Records excerpted from a collection:
----------------------------------------
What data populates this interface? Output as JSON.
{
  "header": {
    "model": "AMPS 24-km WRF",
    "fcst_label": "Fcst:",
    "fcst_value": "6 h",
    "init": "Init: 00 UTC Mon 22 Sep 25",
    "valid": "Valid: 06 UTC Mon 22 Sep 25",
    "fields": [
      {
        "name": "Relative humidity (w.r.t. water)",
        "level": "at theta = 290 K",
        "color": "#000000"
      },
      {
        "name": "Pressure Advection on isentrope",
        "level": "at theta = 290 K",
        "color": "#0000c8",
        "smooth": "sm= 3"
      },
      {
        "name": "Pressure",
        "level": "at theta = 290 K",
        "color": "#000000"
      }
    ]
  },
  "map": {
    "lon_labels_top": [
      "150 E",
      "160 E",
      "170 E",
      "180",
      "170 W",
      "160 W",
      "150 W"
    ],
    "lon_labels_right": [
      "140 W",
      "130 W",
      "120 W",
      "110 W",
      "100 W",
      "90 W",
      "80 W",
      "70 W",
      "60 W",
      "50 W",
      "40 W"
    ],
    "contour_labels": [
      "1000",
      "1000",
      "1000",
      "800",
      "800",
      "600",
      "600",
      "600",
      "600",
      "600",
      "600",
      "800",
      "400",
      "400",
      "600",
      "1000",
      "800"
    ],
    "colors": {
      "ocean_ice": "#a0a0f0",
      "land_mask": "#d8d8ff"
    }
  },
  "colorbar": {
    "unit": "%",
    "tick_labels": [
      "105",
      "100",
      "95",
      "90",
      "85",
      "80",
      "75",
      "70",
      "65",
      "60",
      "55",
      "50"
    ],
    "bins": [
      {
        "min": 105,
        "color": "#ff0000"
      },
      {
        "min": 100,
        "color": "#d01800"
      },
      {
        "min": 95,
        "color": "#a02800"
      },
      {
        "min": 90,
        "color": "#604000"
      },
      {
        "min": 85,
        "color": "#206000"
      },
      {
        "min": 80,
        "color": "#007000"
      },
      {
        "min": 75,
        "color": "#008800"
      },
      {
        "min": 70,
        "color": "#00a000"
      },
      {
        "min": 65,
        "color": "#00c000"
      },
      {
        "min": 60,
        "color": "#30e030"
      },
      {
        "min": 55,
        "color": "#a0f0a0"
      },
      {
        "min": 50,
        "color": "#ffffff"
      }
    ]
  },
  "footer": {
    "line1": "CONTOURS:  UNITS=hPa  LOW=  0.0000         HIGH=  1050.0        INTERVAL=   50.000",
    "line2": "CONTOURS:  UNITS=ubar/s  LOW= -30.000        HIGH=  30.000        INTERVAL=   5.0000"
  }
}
----------------------------------------
*Stated problem:* Extract all of the data above without altering anything.

*Complete output:*
What data populates this interface? Output as JSON.
{
  "header": {
    "model": "AMPS 24-km WRF",
    "fcst_label": "Fcst:",
    "fcst_value": "6 h",
    "init": "Init: 00 UTC Mon 22 Sep 25",
    "valid": "Valid: 06 UTC Mon 22 Sep 25",
    "fields": [
      {
        "name": "Relative humidity (w.r.t. water)",
        "level": "at theta = 290 K",
        "color": "#000000"
      },
      {
        "name": "Pressure Advection on isentrope",
        "level": "at theta = 290 K",
        "color": "#0000c8",
        "smooth": "sm= 3"
      },
      {
        "name": "Pressure",
        "level": "at theta = 290 K",
        "color": "#000000"
      }
    ]
  },
  "map": {
    "lon_labels_top": [
      "150 E",
      "160 E",
      "170 E",
      "180",
      "170 W",
      "160 W",
      "150 W"
    ],
    "lon_labels_right": [
      "140 W",
      "130 W",
      "120 W",
      "110 W",
      "100 W",
      "90 W",
      "80 W",
      "70 W",
      "60 W",
      "50 W",
      "40 W"
    ],
    "contour_labels": [
      "1000",
      "1000",
      "1000",
      "800",
      "800",
      "600",
      "600",
      "600",
      "600",
      "600",
      "600",
      "800",
      "400",
      "400",
      "600",
      "1000",
      "800"
    ],
    "colors": {
      "ocean_ice": "#a0a0f0",
      "land_mask": "#d8d8ff"
    }
  },
  "colorbar": {
    "unit": "%",
    "tick_labels": [
      "105",
      "100",
      "95",
      "90",
      "85",
      "80",
      "75",
      "70",
      "65",
      "60",
      "55",
      "50"
    ],
    "bins": [
      {
        "min": 105,
        "color": "#ff0000"
      },
      {
        "min": 100,
        "color": "#d01800"
      },
      {
        "min": 95,
        "color": "#a02800"
      },
      {
        "min": 90,
        "color": "#604000"
      },
      {
        "min": 85,
        "color": "#206000"
      },
      {
        "min": 80,
        "color": "#007000"
      },
      {
        "min": 75,
        "color": "#008800"
      },
      {
        "min": 70,
        "color": "#00a000"
      },
      {
        "min": 65,
        "color": "#00c000"
      },
      {
        "min": 60,
        "color": "#30e030"
      },
      {
        "min": 55,
        "color": "#a0f0a0"
      },
      {
        "min": 50,
        "color": "#ffffff"
      }
    ]
  },
  "footer": {
    "line1": "CONTOURS:  UNITS=hPa  LOW=  0.0000         HIGH=  1050.0        INTERVAL=   50.000",
    "line2": "CONTOURS:  UNITS=ubar/s  LOW= -30.000        HIGH=  30.000        INTERVAL=   5.0000"
  }
}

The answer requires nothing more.